* start RECORDS SUPPLIED *

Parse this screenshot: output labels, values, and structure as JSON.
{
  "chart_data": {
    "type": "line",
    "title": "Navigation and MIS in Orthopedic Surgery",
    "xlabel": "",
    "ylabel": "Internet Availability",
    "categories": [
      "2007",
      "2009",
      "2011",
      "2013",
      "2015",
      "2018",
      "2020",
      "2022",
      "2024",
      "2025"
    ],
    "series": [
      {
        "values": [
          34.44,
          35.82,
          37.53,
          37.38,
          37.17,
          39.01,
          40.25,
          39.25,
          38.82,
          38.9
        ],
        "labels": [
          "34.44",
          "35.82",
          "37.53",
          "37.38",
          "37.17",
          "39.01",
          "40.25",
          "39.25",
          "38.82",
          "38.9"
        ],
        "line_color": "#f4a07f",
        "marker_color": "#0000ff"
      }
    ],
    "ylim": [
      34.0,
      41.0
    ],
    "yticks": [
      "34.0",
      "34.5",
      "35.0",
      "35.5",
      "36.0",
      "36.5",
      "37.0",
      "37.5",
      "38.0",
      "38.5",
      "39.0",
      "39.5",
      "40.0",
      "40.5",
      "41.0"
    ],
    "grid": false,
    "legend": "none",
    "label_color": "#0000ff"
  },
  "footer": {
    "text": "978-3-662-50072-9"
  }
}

* end RECORDS SUPPLIED *

**WHAT TO WORK ON:** Using the data above, copy each line that contains "values".

**ANSWER TO THIS PROBLEM:**
Parse this screenshot: output labels, values, and structure as JSON.
        "values": [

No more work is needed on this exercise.